╔══

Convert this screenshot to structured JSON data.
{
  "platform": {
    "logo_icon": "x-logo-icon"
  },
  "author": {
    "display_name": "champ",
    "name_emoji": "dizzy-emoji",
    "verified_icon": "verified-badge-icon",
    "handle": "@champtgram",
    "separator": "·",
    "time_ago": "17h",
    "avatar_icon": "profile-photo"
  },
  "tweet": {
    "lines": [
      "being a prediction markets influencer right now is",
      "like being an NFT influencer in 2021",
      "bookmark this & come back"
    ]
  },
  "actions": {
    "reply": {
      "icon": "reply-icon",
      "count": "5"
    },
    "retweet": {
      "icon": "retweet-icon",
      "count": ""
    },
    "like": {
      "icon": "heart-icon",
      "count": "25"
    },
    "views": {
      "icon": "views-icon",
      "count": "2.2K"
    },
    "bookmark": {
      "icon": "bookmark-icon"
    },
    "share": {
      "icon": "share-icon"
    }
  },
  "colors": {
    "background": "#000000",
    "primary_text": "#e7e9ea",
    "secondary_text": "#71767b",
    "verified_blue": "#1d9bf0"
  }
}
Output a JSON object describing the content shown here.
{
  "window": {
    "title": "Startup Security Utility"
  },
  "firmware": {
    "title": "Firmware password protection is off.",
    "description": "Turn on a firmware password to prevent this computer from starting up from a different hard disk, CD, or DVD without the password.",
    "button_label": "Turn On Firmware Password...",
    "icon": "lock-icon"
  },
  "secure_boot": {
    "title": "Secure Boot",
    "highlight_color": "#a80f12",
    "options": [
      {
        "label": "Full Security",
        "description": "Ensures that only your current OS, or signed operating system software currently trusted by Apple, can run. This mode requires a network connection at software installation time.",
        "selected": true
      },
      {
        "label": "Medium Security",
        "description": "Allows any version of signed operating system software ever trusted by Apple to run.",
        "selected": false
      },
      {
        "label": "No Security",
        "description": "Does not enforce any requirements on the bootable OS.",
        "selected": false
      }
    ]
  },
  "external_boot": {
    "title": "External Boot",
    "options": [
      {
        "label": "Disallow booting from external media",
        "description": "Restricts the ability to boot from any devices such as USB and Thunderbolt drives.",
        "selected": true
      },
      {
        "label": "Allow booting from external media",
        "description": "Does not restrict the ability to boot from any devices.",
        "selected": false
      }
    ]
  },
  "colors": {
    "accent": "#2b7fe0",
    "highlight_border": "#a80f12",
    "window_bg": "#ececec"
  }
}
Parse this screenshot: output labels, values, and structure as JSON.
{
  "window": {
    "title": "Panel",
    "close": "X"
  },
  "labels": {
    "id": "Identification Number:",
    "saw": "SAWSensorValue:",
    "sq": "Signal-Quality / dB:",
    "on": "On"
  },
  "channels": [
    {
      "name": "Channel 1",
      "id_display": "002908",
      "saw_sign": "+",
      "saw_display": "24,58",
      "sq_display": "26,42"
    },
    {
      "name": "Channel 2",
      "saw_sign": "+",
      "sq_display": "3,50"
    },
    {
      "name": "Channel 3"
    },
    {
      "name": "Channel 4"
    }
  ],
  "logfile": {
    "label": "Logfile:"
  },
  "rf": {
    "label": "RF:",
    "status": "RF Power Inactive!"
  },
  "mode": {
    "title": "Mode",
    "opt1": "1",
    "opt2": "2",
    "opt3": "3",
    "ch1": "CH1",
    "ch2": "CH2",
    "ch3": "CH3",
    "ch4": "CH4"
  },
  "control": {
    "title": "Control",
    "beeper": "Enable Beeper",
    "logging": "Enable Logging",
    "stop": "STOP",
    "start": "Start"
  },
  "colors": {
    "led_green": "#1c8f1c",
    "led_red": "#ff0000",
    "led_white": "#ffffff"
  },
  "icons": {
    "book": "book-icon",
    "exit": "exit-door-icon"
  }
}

╚══

• [Problem statement] Could you transcribe the records in full, exactly?

• [Finished answer]
Convert this screenshot to structured JSON data.
{
  "platform": {
    "logo_icon": "x-logo-icon"
  },
  "author": {
    "display_name": "champ",
    "name_emoji": "dizzy-emoji",
    "verified_icon": "verified-badge-icon",
    "handle": "@champtgram",
    "separator": "·",
    "time_ago": "17h",
    "avatar_icon": "profile-photo"
  },
  "tweet": {
    "lines": [
      "being a prediction markets influencer right now is",
      "like being an NFT influencer in 2021",
      "bookmark this & come back"
    ]
  },
  "actions": {
    "reply": {
      "icon": "reply-icon",
      "count": "5"
    },
    "retweet": {
      "icon": "retweet-icon",
      "count": ""
    },
    "like": {
      "icon": "heart-icon",
      "count": "25"
    },
    "views": {
      "icon": "views-icon",
      "count": "2.2K"
    },
    "bookmark": {
      "icon": "bookmark-icon"
    },
    "share": {
      "icon": "share-icon"
    }
  },
  "colors": {
    "background": "#000000",
    "primary_text": "#e7e9ea",
    "secondary_text": "#71767b",
    "verified_blue": "#1d9bf0"
  }
}
Output a JSON object describing the content shown here.
{
  "window": {
    "title": "Startup Security Utility"
  },
  "firmware": {
    "title": "Firmware password protection is off.",
    "description": "Turn on a firmware password to prevent this computer from starting up from a different hard disk, CD, or DVD without the password.",
    "button_label": "Turn On Firmware Password...",
    "icon": "lock-icon"
  },
  "secure_boot": {
    "title": "Secure Boot",
    "highlight_color": "#a80f12",
    "options": [
      {
        "label": "Full Security",
        "description": "Ensures that only your current OS, or signed operating system software currently trusted by Apple, can run. This mode requires a network connection at software installation time.",
        "selected": true
      },
      {
        "label": "Medium Security",
        "description": "Allows any version of signed operating system software ever trusted by Apple to run.",
        "selected": false
      },
      {
        "label": "No Security",
        "description": "Does not enforce any requirements on the bootable OS.",
        "selected": false
      }
    ]
  },
  "external_boot": {
    "title": "External Boot",
    "options": [
      {
        "label": "Disallow booting from external media",
        "description": "Restricts the ability to boot from any devices such as USB and Thunderbolt drives.",
        "selected": true
      },
      {
        "label": "Allow booting from external media",
        "description": "Does not restrict the ability to boot from any devices.",
        "selected": false
      }
    ]
  },
  "colors": {
    "accent": "#2b7fe0",
    "highlight_border": "#a80f12",
    "window_bg": "#ececec"
  }
}
Parse this screenshot: output labels, values, and structure as JSON.
{
  "window": {
    "title": "Panel",
    "close": "X"
  },
  "labels": {
    "id": "Identification Number:",
    "saw": "SAWSensorValue:",
    "sq": "Signal-Quality / dB:",
    "on": "On"
  },
  "channels": [
    {
      "name": "Channel 1",
      "id_display": "002908",
      "saw_sign": "+",
      "saw_display": "24,58",
      "sq_display": "26,42"
    },
    {
      "name": "Channel 2",
      "saw_sign": "+",
      "sq_display": "3,50"
    },
    {
      "name": "Channel 3"
    },
    {
      "name": "Channel 4"
    }
  ],
  "logfile": {
    "label": "Logfile:"
  },
  "rf": {
    "label": "RF:",
    "status": "RF Power Inactive!"
  },
  "mode": {
    "title": "Mode",
    "opt1": "1",
    "opt2": "2",
    "opt3": "3",
    "ch1": "CH1",
    "ch2": "CH2",
    "ch3": "CH3",
    "ch4": "CH4"
  },
  "control": {
    "title": "Control",
    "beeper": "Enable Beeper",
    "logging": "Enable Logging",
    "stop": "STOP",
    "start": "Start"
  },
  "colors": {
    "led_green": "#1c8f1c",
    "led_red": "#ff0000",
    "led_white": "#ffffff"
  },
  "icons": {
    "book": "book-icon",
    "exit": "exit-door-icon"
  }
}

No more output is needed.